[start of PROVIDED ENTRIES]
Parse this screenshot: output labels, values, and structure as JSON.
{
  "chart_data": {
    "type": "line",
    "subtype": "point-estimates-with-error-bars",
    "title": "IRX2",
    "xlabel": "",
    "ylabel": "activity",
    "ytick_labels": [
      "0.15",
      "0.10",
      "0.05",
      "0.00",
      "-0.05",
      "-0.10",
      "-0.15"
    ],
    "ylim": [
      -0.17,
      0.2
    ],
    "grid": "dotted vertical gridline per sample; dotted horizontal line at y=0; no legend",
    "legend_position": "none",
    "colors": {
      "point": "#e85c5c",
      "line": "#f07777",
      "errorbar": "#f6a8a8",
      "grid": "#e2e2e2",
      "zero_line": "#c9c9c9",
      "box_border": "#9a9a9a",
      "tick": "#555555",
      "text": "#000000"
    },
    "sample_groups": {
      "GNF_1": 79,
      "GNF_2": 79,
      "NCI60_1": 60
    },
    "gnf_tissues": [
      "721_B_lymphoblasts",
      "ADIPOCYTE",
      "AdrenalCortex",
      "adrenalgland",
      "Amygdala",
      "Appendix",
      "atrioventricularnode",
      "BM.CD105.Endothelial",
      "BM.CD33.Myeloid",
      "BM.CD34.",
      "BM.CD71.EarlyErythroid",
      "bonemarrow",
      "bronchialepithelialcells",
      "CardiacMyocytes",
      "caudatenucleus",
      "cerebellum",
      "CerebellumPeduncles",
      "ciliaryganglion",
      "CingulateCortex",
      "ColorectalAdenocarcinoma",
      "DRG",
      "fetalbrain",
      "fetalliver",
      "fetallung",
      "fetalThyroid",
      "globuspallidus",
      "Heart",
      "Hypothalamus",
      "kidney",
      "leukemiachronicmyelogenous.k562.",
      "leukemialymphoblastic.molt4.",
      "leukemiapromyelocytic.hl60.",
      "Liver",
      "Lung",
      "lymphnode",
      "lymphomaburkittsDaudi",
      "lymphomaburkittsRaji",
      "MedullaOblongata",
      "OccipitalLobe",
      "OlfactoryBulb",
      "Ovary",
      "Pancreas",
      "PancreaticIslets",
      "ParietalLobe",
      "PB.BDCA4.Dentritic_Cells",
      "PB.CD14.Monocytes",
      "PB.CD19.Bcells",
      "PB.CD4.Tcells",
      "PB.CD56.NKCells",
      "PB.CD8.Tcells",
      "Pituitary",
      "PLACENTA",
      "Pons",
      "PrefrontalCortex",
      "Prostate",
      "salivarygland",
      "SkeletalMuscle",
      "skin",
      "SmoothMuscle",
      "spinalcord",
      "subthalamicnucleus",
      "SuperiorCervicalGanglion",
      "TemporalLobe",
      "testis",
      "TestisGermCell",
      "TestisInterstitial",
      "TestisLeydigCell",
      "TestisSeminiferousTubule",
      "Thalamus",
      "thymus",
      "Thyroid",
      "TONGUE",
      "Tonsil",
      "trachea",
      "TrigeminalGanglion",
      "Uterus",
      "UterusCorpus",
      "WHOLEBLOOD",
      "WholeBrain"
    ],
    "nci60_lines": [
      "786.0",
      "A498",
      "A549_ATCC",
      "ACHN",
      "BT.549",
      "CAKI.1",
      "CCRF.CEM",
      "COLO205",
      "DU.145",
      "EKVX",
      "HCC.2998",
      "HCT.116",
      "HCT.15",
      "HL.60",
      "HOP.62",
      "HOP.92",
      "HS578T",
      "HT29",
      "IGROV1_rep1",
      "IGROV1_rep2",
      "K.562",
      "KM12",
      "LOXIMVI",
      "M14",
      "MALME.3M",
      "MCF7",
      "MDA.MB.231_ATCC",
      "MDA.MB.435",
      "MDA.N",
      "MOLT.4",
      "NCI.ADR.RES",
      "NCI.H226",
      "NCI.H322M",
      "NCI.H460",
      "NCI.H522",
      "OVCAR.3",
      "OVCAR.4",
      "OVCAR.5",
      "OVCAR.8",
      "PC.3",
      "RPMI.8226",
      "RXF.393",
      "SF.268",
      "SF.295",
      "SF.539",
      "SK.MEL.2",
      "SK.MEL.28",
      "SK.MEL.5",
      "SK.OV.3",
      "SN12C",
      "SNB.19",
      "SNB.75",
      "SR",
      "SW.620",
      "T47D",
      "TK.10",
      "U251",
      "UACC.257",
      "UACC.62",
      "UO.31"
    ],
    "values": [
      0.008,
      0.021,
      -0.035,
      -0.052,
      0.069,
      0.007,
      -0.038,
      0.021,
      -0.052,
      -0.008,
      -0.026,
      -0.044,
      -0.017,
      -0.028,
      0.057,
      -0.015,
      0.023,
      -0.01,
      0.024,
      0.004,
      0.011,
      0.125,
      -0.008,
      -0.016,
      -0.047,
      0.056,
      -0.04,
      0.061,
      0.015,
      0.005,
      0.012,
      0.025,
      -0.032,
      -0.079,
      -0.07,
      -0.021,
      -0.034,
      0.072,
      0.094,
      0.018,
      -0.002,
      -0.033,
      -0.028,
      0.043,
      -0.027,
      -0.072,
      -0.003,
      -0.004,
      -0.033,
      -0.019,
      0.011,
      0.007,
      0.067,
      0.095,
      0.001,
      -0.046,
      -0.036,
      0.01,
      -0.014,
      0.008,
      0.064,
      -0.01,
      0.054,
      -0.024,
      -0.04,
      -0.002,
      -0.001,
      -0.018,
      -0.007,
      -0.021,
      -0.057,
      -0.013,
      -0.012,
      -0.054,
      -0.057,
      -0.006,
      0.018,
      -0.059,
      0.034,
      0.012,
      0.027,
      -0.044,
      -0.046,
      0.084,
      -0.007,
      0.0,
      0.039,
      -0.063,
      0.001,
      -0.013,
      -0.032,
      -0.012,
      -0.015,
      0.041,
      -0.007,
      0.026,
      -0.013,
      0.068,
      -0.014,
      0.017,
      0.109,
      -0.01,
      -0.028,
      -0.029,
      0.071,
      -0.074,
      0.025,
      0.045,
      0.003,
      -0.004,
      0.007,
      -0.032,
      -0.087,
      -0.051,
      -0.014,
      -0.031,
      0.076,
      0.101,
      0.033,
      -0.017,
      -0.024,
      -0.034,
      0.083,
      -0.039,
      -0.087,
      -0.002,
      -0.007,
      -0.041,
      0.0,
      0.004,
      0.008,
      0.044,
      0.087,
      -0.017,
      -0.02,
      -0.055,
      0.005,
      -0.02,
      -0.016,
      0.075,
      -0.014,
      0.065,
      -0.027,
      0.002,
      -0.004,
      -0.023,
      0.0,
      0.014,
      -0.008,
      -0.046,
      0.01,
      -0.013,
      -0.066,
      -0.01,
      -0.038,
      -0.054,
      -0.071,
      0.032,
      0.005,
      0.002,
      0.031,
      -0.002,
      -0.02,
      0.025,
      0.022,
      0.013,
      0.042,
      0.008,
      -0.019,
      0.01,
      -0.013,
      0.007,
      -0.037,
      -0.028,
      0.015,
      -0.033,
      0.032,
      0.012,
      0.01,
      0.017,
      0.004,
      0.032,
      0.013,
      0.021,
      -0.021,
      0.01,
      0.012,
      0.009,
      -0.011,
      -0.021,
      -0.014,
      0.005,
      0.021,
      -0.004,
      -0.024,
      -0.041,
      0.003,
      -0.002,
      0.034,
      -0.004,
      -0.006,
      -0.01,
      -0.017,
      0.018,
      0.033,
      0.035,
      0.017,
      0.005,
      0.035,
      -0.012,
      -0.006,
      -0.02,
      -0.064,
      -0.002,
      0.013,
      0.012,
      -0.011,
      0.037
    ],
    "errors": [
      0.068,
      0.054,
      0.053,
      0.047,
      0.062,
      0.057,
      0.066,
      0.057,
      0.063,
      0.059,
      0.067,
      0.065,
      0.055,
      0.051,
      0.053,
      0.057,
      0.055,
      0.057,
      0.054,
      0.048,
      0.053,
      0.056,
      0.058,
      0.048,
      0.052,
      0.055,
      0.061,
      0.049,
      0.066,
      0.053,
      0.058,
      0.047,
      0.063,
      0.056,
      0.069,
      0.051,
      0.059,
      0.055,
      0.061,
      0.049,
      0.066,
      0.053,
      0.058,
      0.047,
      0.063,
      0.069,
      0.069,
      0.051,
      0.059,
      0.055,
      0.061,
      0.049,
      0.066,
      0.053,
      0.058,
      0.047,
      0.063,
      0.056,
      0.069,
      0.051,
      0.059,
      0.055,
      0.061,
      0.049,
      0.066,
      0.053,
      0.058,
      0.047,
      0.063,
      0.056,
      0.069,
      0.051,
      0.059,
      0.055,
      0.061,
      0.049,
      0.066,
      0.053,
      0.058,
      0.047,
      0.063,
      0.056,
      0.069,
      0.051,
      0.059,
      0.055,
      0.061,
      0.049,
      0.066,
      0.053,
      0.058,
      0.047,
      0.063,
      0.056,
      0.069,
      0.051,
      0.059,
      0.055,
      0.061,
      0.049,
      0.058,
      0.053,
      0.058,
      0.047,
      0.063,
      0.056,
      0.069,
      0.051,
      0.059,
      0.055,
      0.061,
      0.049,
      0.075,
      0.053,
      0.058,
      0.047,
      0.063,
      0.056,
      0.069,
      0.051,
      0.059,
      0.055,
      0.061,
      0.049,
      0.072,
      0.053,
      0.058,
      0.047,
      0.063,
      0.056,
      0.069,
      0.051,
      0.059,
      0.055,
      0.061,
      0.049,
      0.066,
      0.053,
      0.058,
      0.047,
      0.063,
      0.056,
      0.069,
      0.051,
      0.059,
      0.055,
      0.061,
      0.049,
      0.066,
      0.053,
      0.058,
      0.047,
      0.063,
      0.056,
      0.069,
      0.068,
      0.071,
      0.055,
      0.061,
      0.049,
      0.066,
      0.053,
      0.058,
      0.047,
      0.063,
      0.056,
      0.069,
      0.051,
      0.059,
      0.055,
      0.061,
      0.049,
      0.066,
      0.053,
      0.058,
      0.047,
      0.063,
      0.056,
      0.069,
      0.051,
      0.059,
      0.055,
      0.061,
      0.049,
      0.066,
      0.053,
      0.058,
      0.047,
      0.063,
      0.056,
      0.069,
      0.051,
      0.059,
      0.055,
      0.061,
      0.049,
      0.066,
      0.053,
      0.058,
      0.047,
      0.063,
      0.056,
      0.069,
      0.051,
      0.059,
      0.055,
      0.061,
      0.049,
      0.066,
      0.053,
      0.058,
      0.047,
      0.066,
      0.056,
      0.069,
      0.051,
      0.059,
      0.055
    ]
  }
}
[end of PROVIDED ENTRIES]
## WRITTEN PROBLEM:
Above are the records; copy every line in them that holds the word "values".

## REPLY:
Parse this screenshot: output labels, values, and structure as JSON.
    "values": [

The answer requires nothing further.